• Prompt:
Filter out all lines without the word "zugewanderten" from the data below, please, and copy the rest.

Document transcription data:
· · ·

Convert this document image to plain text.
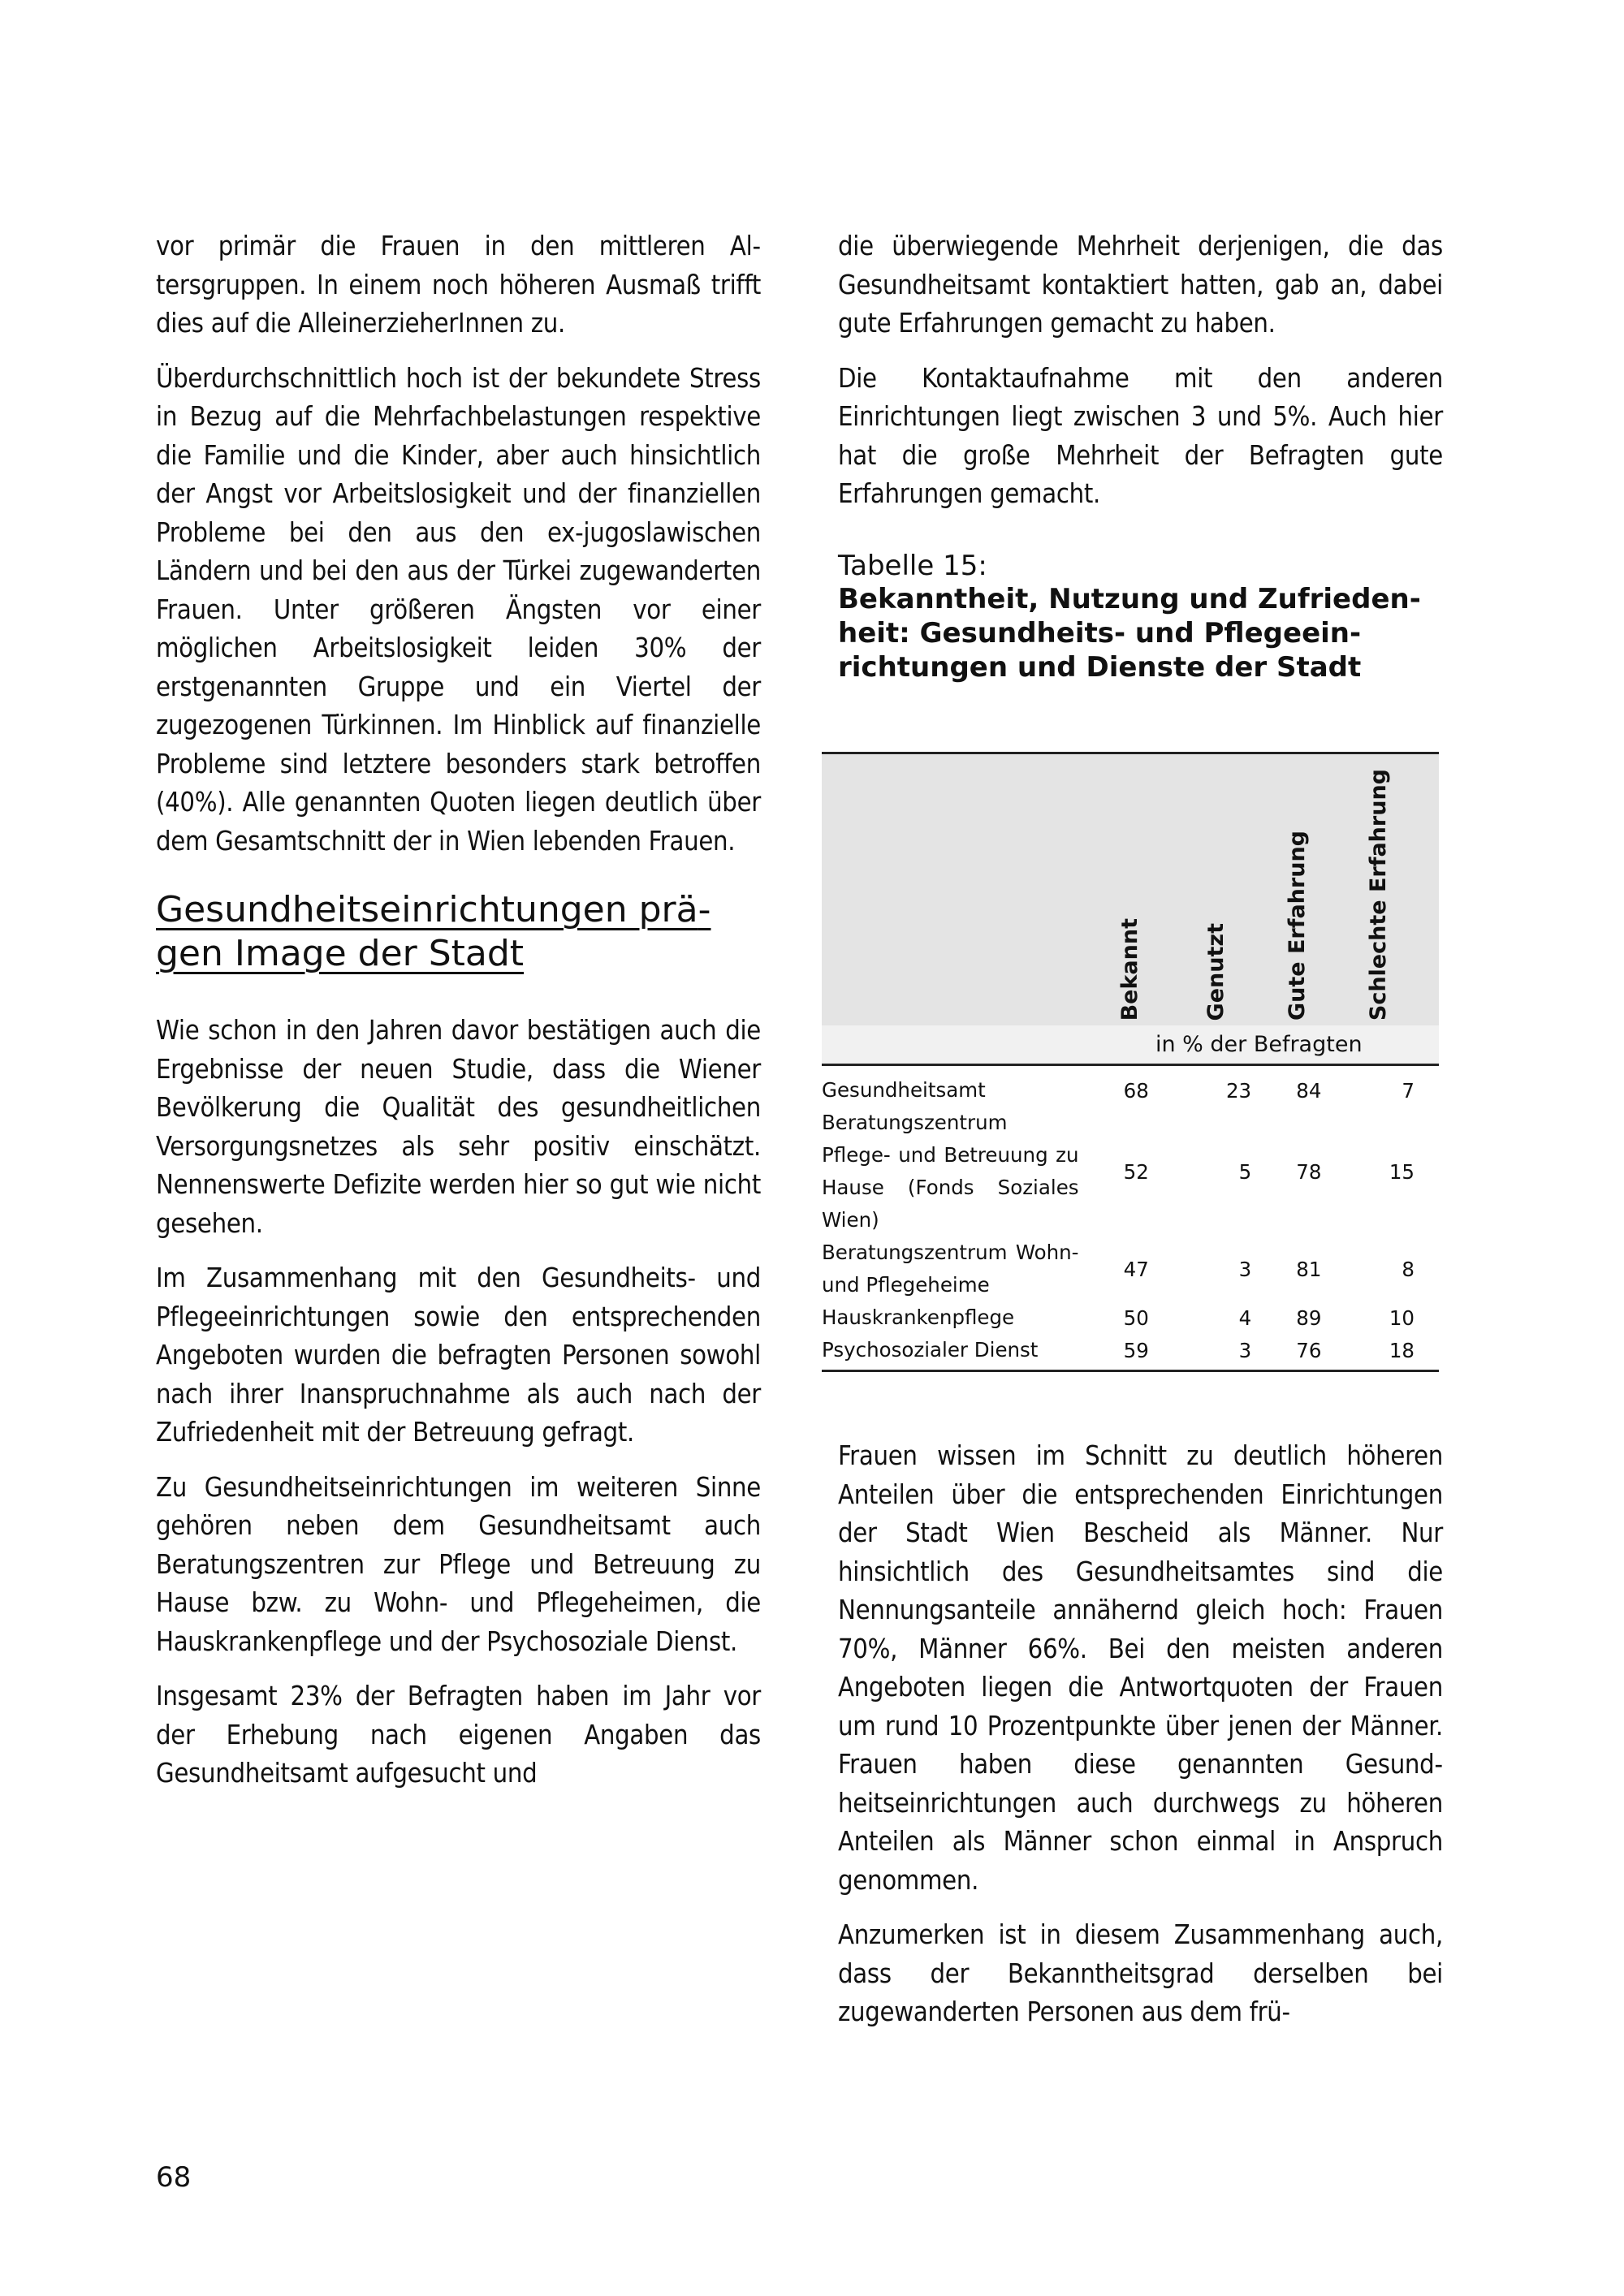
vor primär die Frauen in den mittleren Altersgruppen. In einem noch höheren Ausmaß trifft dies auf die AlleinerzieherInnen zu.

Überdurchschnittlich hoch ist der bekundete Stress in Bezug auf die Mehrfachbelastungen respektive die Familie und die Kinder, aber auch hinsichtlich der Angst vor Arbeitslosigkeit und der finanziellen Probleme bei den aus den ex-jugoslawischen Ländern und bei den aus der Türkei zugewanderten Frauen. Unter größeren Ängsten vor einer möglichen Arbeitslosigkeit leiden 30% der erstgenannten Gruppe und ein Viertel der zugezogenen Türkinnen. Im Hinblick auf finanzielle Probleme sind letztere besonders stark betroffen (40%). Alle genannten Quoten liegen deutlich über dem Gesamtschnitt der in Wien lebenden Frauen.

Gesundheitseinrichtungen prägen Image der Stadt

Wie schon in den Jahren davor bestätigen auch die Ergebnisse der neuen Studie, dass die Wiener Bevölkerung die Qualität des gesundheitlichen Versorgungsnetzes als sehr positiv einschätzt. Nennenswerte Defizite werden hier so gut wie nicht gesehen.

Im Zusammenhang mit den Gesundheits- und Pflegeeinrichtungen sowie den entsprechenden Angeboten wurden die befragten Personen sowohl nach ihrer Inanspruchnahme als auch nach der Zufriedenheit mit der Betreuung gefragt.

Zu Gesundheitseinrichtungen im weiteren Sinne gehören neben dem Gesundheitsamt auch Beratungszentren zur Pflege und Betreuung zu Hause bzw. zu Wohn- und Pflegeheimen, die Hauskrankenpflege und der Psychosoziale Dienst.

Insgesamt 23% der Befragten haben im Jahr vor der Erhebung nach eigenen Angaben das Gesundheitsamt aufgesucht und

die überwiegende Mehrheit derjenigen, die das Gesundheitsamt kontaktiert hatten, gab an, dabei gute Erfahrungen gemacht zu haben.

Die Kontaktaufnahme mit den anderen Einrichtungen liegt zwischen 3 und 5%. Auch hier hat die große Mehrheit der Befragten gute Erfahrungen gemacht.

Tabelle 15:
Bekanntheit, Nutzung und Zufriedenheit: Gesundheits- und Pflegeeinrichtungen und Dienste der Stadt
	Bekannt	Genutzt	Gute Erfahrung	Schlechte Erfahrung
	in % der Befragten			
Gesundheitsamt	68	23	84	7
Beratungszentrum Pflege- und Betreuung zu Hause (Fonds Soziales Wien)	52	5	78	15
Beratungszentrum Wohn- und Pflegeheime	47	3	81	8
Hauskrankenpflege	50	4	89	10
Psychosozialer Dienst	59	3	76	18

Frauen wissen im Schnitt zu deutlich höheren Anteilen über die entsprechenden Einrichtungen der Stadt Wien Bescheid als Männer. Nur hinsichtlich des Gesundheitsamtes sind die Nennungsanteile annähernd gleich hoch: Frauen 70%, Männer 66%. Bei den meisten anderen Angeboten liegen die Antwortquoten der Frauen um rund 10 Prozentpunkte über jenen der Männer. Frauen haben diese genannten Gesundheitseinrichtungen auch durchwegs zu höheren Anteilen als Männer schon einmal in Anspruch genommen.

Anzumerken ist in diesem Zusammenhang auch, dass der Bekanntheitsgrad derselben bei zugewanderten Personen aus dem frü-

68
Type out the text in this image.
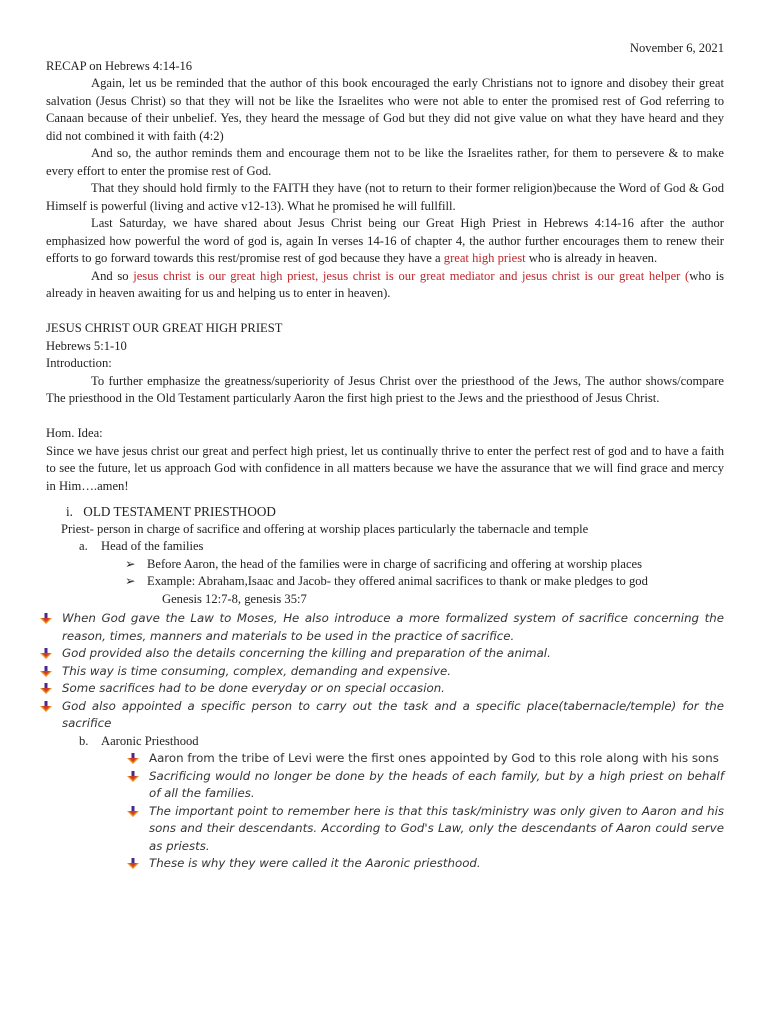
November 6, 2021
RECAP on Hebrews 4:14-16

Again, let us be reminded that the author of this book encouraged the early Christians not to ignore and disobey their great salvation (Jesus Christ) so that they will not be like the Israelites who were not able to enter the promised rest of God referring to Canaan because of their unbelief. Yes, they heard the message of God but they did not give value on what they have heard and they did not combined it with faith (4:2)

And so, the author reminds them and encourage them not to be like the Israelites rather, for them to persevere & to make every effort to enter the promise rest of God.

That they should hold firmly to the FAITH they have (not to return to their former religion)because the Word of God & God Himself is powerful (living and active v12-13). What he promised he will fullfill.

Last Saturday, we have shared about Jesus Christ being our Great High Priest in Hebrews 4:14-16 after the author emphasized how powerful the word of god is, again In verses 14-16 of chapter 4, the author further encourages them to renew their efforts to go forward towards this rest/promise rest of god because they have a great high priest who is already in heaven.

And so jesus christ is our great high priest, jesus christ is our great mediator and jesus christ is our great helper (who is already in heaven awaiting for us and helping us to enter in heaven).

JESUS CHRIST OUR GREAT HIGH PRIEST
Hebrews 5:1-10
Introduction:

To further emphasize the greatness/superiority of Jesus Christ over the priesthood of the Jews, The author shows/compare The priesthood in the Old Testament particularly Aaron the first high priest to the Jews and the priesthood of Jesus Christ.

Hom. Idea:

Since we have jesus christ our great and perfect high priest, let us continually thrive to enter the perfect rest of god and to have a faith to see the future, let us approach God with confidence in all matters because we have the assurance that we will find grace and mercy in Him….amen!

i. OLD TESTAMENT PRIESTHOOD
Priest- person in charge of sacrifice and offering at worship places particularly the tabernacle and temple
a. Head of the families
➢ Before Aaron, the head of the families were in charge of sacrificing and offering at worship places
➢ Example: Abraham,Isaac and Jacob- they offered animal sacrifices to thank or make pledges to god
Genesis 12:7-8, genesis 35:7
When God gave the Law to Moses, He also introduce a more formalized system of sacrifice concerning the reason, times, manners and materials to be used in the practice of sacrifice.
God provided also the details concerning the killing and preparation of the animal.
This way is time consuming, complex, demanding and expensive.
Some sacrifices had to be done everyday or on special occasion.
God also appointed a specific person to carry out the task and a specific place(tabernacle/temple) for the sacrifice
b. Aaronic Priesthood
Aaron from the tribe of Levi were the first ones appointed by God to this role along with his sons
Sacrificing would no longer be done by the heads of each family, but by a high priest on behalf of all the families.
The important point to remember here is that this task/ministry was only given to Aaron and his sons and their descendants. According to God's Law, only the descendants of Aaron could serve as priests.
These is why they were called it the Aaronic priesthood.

· · ·

• The completed task:
Überdurchschnittlich hoch ist der bekundete Stress in Bezug auf die Mehrfachbelastungen respektive die Familie und die Kinder, aber auch hinsichtlich der Angst vor Arbeitslosigkeit und der finanziellen Probleme bei den aus den ex-jugoslawischen Ländern und bei den aus der Türkei zugewanderten Frauen. Unter größeren Ängsten vor einer möglichen Arbeitslosigkeit leiden 30% der erstgenannten Gruppe und ein Viertel der zugezogenen Türkinnen. Im Hinblick auf finanzielle Probleme sind letztere besonders stark betroffen (40%). Alle genannten Quoten liegen deutlich über dem Gesamtschnitt der in Wien lebenden Frauen.
Anzumerken ist in diesem Zusammenhang auch, dass der Bekanntheitsgrad derselben bei zugewanderten Personen aus dem frü-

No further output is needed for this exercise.